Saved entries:
++++++++++++++++++++

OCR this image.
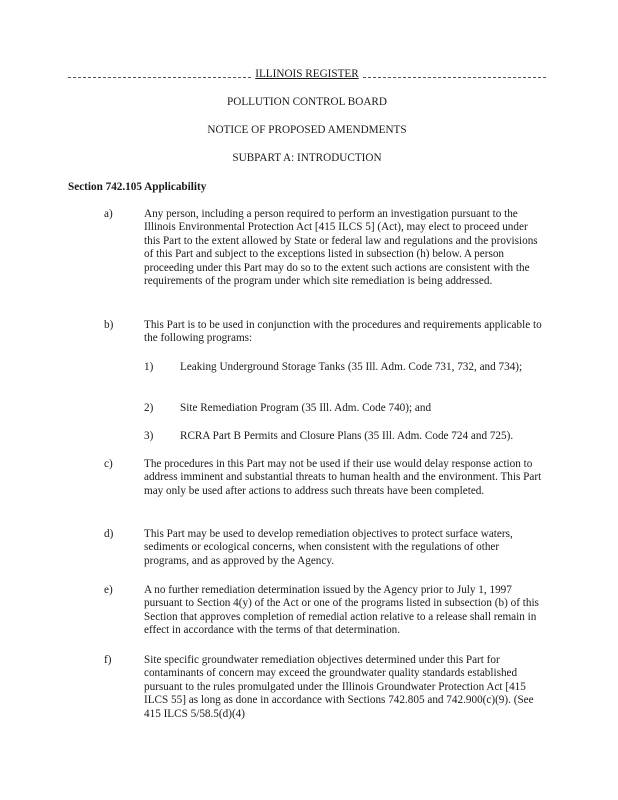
ILLINOIS REGISTER
POLLUTION CONTROL BOARD
NOTICE OF PROPOSED AMENDMENTS
SUBPART A: INTRODUCTION
Section 742.105 Applicability
a)	Any person, including a person required to perform an investigation pursuant to the Illinois Environmental Protection Act [415 ILCS 5] (Act), may elect to proceed under this Part to the extent allowed by State or federal law and regulations and the provisions of this Part and subject to the exceptions listed in subsection (h) below. A person proceeding under this Part may do so to the extent such actions are consistent with the requirements of the program under which site remediation is being addressed.
b)	This Part is to be used in conjunction with the procedures and requirements applicable to the following programs:
1) Leaking Underground Storage Tanks (35 Ill. Adm. Code 731, 732, and 734);
2) Site Remediation Program (35 Ill. Adm. Code 740); and
3) RCRA Part B Permits and Closure Plans (35 Ill. Adm. Code 724 and 725).
c)	The procedures in this Part may not be used if their use would delay response action to address imminent and substantial threats to human health and the environment. This Part may only be used after actions to address such threats have been completed.
d)	This Part may be used to develop remediation objectives to protect surface waters, sediments or ecological concerns, when consistent with the regulations of other programs, and as approved by the Agency.
e)	A no further remediation determination issued by the Agency prior to July 1, 1997 pursuant to Section 4(y) of the Act or one of the programs listed in subsection (b) of this Section that approves completion of remedial action relative to a release shall remain in effect in accordance with the terms of that determination.
f)	Site specific groundwater remediation objectives determined under this Part for contaminants of concern may exceed the groundwater quality standards established pursuant to the rules promulgated under the Illinois Groundwater Protection Act [415 ILCS 55] as long as done in accordance with Sections 742.805 and 742.900(c)(9). (See 415 ILCS 5/58.5(d)(4)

++++++++++++++++++++

PROBLEM STATEMENT: Transcribe all of the records above character for character. Exclude the pictures.

SOLVED EXERCISE:
OCR this image.
ILLINOIS REGISTER
POLLUTION CONTROL BOARD
NOTICE OF PROPOSED AMENDMENTS
SUBPART A: INTRODUCTION
Section 742.105 Applicability
a)	Any person, including a person required to perform an investigation pursuant to the Illinois Environmental Protection Act [415 ILCS 5] (Act), may elect to proceed under this Part to the extent allowed by State or federal law and regulations and the provisions of this Part and subject to the exceptions listed in subsection (h) below. A person proceeding under this Part may do so to the extent such actions are consistent with the requirements of the program under which site remediation is being addressed.
b)	This Part is to be used in conjunction with the procedures and requirements applicable to the following programs:
1) Leaking Underground Storage Tanks (35 Ill. Adm. Code 731, 732, and 734);
2) Site Remediation Program (35 Ill. Adm. Code 740); and
3) RCRA Part B Permits and Closure Plans (35 Ill. Adm. Code 724 and 725).
c)	The procedures in this Part may not be used if their use would delay response action to address imminent and substantial threats to human health and the environment. This Part may only be used after actions to address such threats have been completed.
d)	This Part may be used to develop remediation objectives to protect surface waters, sediments or ecological concerns, when consistent with the regulations of other programs, and as approved by the Agency.
e)	A no further remediation determination issued by the Agency prior to July 1, 1997 pursuant to Section 4(y) of the Act or one of the programs listed in subsection (b) of this Section that approves completion of remedial action relative to a release shall remain in effect in accordance with the terms of that determination.
f)	Site specific groundwater remediation objectives determined under this Part for contaminants of concern may exceed the groundwater quality standards established pursuant to the rules promulgated under the Illinois Groundwater Protection Act [415 ILCS 55] as long as done in accordance with Sections 742.805 and 742.900(c)(9). (See 415 ILCS 5/58.5(d)(4)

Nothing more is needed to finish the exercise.